Passage fourni >>
Cycle

Cinéma documentaire

Dominique Cabrera : l'intégrale documentaire

Dominique Cabrera se prenant en photo dans un reflet d'une vitre
© Dominique Cabrera
Infos

du 05/05/2021
au 14/05/2021

« Certains cinéastes ont la grâce, on leur pardonne un certain laisser-aller. D’autres ont la méthode, on leur pardonne une certaine lourdeur. Ici rien à pardonner, tout à admirer. »

Ce sont les mots élogieux de Chris Marker qui, après avoir vu Une poste à La Courneuve en 1994, saluait l’émergence d’une jeune cinéaste engagée dans le champ social. Dès ses premiers essais, Dominique Cabrera a bien cette justesse exemplaire qui nous met au contact de la vie même. Sans faire de leçon ou de grand discours, s’illustrant au contraire par une admirable simplicité, son cinéma documentaire se présente comme des plus familiers : nous y entrons immédiatement, happés par la chaleur de sa vision en prise avec le monde.

Pour présenter la grande toile de cette œuvre protéiforme, il est intéressant de considérer sa puissance d’émancipation à la fois sur le plan social et artistique. Issue d’un milieu pied-noir d’origine modeste, non seulement Dominique Cabrera est une « transclasse » mais elle est aussi inclassable comme en témoigne sa filmographie qui chemine entre documentaire et fiction avec une trentaine de réalisations à son actif. Depuis son premier court métrage au titre emblématique, J’ai droit à la parole (1981), en passant par ses essais documentaires, ses films autobiographiques, ses « petites formes » tournées le smartphone au poing mais aussi ses six longs métrages de fiction — dont le dernier opus est Corniche Kennedy (2016) —, chaque projet constitue une expérience de cinéma et de vie qui a d’abord un coût humain (par opposition au coût industriel). On comprend dès lors que le point de couture de ce patchwork réside dans son engagement manifestement intime et politique.

L’entrelacs est particulièrement exemplaire dans la série de cinq films consacrés à la banlieue que Dominique Cabrera réalise coup sur coup au début des années 1990 avec l’appui d’Iskra en production — Un balcon au Val Fourré (1990), Chronique d’une banlieue ordinaire (1992), Réjane dans la tour (1993), Rêves de villes (1993) et Une poste à La Courneuve. Résolument engagés pour le vivre ensemble, ces films sont nés d’une vision qui s’apparente à un « retour au pays natal social », selon les termes de la cinéaste qui a vécu, enfant et adolescente, en HLM. Malgré le malaise que connaissent les banlieues depuis les années 1980, la jeune cinéaste cherche à traduire la relégation de ces quartiers populaires, leur abandon, mais aussi la poésie et la beauté qui les traversent. Se tenant à distance du spectacle et de toute idéologie, cet ensemble documentaire participe, selon le critique cinéaste Jean-Louis Comolli, d’une « autre mémoire » à l’intersection du politique, de l’esthétique et du vécu.

Informations extraites >>

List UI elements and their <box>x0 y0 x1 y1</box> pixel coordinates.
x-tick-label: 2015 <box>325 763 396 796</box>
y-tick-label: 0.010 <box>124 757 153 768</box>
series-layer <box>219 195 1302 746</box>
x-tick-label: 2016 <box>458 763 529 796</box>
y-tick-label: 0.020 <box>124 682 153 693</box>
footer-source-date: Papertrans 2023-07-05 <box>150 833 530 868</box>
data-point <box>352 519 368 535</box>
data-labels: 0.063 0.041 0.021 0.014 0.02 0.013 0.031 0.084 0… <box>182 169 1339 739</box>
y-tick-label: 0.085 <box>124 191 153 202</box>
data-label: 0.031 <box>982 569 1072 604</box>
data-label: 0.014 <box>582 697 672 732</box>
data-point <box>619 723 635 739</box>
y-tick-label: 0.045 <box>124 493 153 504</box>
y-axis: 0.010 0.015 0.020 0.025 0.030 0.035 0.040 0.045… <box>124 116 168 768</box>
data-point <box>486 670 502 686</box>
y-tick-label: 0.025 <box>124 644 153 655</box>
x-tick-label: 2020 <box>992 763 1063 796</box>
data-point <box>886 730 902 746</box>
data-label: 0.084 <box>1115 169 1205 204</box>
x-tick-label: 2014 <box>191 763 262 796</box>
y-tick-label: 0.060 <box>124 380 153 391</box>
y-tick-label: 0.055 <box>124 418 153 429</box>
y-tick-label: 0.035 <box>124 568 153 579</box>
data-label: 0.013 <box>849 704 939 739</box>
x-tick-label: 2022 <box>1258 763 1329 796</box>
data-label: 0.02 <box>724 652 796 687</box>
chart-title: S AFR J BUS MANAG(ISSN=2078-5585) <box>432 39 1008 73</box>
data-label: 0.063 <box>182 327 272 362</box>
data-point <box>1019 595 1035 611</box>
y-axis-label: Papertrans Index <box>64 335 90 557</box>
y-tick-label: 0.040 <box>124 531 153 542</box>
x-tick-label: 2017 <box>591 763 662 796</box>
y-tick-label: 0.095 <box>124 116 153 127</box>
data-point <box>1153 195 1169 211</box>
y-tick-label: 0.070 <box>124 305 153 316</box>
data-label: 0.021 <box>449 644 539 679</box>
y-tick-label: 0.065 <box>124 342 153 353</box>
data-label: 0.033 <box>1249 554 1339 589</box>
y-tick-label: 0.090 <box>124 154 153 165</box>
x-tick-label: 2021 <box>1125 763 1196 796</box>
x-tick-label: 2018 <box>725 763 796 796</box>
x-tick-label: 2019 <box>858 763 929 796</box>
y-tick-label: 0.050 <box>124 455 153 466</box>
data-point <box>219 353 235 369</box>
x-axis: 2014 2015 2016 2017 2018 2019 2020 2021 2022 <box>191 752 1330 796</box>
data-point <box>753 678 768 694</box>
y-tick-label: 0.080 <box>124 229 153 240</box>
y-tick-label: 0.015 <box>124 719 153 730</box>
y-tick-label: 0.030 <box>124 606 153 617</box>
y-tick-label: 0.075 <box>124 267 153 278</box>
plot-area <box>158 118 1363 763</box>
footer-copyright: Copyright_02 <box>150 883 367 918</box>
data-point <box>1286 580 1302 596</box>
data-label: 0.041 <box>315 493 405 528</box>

Consignes de l'exercice >> Transcrivez à l'identique le passage du texte consacré à Dominique Cabrera, depuis « Dominique Cabrera : l'intégrale » jusqu'à « avec le monde. » inclus.

La réponse >>
Dominique Cabrera : l'intégrale documentaire

Dominique Cabrera se prenant en photo dans un reflet d'une vitre
© Dominique Cabrera
Infos

du 05/05/2021
au 14/05/2021

« Certains cinéastes ont la grâce, on leur pardonne un certain laisser-aller. D’autres ont la méthode, on leur pardonne une certaine lourdeur. Ici rien à pardonner, tout à admirer. »

Ce sont les mots élogieux de Chris Marker qui, après avoir vu Une poste à La Courneuve en 1994, saluait l’émergence d’une jeune cinéaste engagée dans le champ social. Dès ses premiers essais, Dominique Cabrera a bien cette justesse exemplaire qui nous met au contact de la vie même. Sans faire de leçon ou de grand discours, s’illustrant au contraire par une admirable simplicité, son cinéma documentaire se présente comme des plus familiers : nous y entrons immédiatement, happés par la chaleur de sa vision en prise avec le monde.